Exercise requirements ▸ Repeat the data verbatim.

(Figure record extracts)
##############################
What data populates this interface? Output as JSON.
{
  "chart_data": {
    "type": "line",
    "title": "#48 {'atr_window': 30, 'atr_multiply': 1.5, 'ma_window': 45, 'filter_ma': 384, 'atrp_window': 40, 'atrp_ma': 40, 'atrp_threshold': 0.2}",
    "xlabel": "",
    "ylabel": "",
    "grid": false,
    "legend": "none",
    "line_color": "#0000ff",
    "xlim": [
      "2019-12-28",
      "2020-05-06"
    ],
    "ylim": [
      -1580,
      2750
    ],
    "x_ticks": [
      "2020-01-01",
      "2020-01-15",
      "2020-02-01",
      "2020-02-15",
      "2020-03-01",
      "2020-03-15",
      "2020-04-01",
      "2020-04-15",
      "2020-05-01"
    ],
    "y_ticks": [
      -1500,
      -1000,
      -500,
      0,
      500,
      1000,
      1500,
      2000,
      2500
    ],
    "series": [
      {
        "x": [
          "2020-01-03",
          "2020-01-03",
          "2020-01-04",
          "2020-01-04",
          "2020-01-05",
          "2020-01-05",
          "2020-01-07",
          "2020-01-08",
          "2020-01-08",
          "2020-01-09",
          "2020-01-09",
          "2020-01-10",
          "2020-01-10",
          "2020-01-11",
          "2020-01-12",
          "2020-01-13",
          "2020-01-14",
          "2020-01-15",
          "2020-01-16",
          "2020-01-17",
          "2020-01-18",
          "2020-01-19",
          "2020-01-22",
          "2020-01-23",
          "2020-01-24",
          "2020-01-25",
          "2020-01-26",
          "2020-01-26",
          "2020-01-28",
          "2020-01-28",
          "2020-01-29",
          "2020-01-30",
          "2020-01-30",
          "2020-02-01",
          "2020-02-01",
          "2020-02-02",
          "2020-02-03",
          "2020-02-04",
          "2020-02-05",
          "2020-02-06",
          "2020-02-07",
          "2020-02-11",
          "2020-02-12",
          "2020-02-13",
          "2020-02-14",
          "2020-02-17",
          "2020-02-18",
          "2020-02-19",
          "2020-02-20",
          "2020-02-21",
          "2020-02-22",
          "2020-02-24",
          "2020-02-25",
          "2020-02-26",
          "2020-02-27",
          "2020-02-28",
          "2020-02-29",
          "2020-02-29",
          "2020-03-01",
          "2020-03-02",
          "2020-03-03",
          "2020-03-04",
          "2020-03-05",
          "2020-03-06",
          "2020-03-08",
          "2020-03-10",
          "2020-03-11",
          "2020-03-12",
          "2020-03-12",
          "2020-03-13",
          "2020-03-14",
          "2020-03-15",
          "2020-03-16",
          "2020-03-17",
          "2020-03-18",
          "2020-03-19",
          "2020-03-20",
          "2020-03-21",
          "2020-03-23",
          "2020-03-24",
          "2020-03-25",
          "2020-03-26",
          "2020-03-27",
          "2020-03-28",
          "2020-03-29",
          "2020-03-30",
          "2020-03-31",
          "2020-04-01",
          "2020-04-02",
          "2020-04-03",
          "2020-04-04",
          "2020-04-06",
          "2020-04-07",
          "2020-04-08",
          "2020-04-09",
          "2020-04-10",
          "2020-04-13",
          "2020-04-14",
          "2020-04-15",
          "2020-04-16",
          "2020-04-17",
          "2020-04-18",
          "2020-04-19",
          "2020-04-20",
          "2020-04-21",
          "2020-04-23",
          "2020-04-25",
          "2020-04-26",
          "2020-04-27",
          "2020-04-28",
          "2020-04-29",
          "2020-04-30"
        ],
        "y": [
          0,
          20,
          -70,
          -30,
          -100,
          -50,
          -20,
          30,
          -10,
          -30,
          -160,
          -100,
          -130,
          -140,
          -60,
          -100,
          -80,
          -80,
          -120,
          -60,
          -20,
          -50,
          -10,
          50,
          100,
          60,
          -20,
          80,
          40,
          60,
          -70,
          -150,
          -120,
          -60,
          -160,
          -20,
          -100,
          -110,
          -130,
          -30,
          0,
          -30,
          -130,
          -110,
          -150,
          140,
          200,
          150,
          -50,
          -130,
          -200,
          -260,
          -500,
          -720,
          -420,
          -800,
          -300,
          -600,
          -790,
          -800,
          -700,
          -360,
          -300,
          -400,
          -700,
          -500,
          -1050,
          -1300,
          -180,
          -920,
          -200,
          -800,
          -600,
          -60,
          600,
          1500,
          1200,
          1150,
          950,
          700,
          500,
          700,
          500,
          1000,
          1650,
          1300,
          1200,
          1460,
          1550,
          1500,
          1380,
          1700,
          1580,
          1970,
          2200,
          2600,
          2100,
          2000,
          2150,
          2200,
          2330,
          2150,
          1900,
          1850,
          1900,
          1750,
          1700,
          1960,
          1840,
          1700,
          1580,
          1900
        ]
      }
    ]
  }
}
##############################
Result ▸
What data populates this interface? Output as JSON.
{
  "chart_data": {
    "type": "line",
    "title": "#48 {'atr_window': 30, 'atr_multiply': 1.5, 'ma_window': 45, 'filter_ma': 384, 'atrp_window': 40, 'atrp_ma': 40, 'atrp_threshold': 0.2}",
    "xlabel": "",
    "ylabel": "",
    "grid": false,
    "legend": "none",
    "line_color": "#0000ff",
    "xlim": [
      "2019-12-28",
      "2020-05-06"
    ],
    "ylim": [
      -1580,
      2750
    ],
    "x_ticks": [
      "2020-01-01",
      "2020-01-15",
      "2020-02-01",
      "2020-02-15",
      "2020-03-01",
      "2020-03-15",
      "2020-04-01",
      "2020-04-15",
      "2020-05-01"
    ],
    "y_ticks": [
      -1500,
      -1000,
      -500,
      0,
      500,
      1000,
      1500,
      2000,
      2500
    ],
    "series": [
      {
        "x": [
          "2020-01-03",
          "2020-01-03",
          "2020-01-04",
          "2020-01-04",
          "2020-01-05",
          "2020-01-05",
          "2020-01-07",
          "2020-01-08",
          "2020-01-08",
          "2020-01-09",
          "2020-01-09",
          "2020-01-10",
          "2020-01-10",
          "2020-01-11",
          "2020-01-12",
          "2020-01-13",
          "2020-01-14",
          "2020-01-15",
          "2020-01-16",
          "2020-01-17",
          "2020-01-18",
          "2020-01-19",
          "2020-01-22",
          "2020-01-23",
          "2020-01-24",
          "2020-01-25",
          "2020-01-26",
          "2020-01-26",
          "2020-01-28",
          "2020-01-28",
          "2020-01-29",
          "2020-01-30",
          "2020-01-30",
          "2020-02-01",
          "2020-02-01",
          "2020-02-02",
          "2020-02-03",
          "2020-02-04",
          "2020-02-05",
          "2020-02-06",
          "2020-02-07",
          "2020-02-11",
          "2020-02-12",
          "2020-02-13",
          "2020-02-14",
          "2020-02-17",
          "2020-02-18",
          "2020-02-19",
          "2020-02-20",
          "2020-02-21",
          "2020-02-22",
          "2020-02-24",
          "2020-02-25",
          "2020-02-26",
          "2020-02-27",
          "2020-02-28",
          "2020-02-29",
          "2020-02-29",
          "2020-03-01",
          "2020-03-02",
          "2020-03-03",
          "2020-03-04",
          "2020-03-05",
          "2020-03-06",
          "2020-03-08",
          "2020-03-10",
          "2020-03-11",
          "2020-03-12",
          "2020-03-12",
          "2020-03-13",
          "2020-03-14",
          "2020-03-15",
          "2020-03-16",
          "2020-03-17",
          "2020-03-18",
          "2020-03-19",
          "2020-03-20",
          "2020-03-21",
          "2020-03-23",
          "2020-03-24",
          "2020-03-25",
          "2020-03-26",
          "2020-03-27",
          "2020-03-28",
          "2020-03-29",
          "2020-03-30",
          "2020-03-31",
          "2020-04-01",
          "2020-04-02",
          "2020-04-03",
          "2020-04-04",
          "2020-04-06",
          "2020-04-07",
          "2020-04-08",
          "2020-04-09",
          "2020-04-10",
          "2020-04-13",
          "2020-04-14",
          "2020-04-15",
          "2020-04-16",
          "2020-04-17",
          "2020-04-18",
          "2020-04-19",
          "2020-04-20",
          "2020-04-21",
          "2020-04-23",
          "2020-04-25",
          "2020-04-26",
          "2020-04-27",
          "2020-04-28",
          "2020-04-29",
          "2020-04-30"
        ],
        "y": [
          0,
          20,
          -70,
          -30,
          -100,
          -50,
          -20,
          30,
          -10,
          -30,
          -160,
          -100,
          -130,
          -140,
          -60,
          -100,
          -80,
          -80,
          -120,
          -60,
          -20,
          -50,
          -10,
          50,
          100,
          60,
          -20,
          80,
          40,
          60,
          -70,
          -150,
          -120,
          -60,
          -160,
          -20,
          -100,
          -110,
          -130,
          -30,
          0,
          -30,
          -130,
          -110,
          -150,
          140,
          200,
          150,
          -50,
          -130,
          -200,
          -260,
          -500,
          -720,
          -420,
          -800,
          -300,
          -600,
          -790,
          -800,
          -700,
          -360,
          -300,
          -400,
          -700,
          -500,
          -1050,
          -1300,
          -180,
          -920,
          -200,
          -800,
          -600,
          -60,
          600,
          1500,
          1200,
          1150,
          950,
          700,
          500,
          700,
          500,
          1000,
          1650,
          1300,
          1200,
          1460,
          1550,
          1500,
          1380,
          1700,
          1580,
          1970,
          2200,
          2600,
          2100,
          2000,
          2150,
          2200,
          2330,
          2150,
          1900,
          1850,
          1900,
          1750,
          1700,
          1960,
          1840,
          1700,
          1580,
          1900
        ]
      }
    ]
  }
}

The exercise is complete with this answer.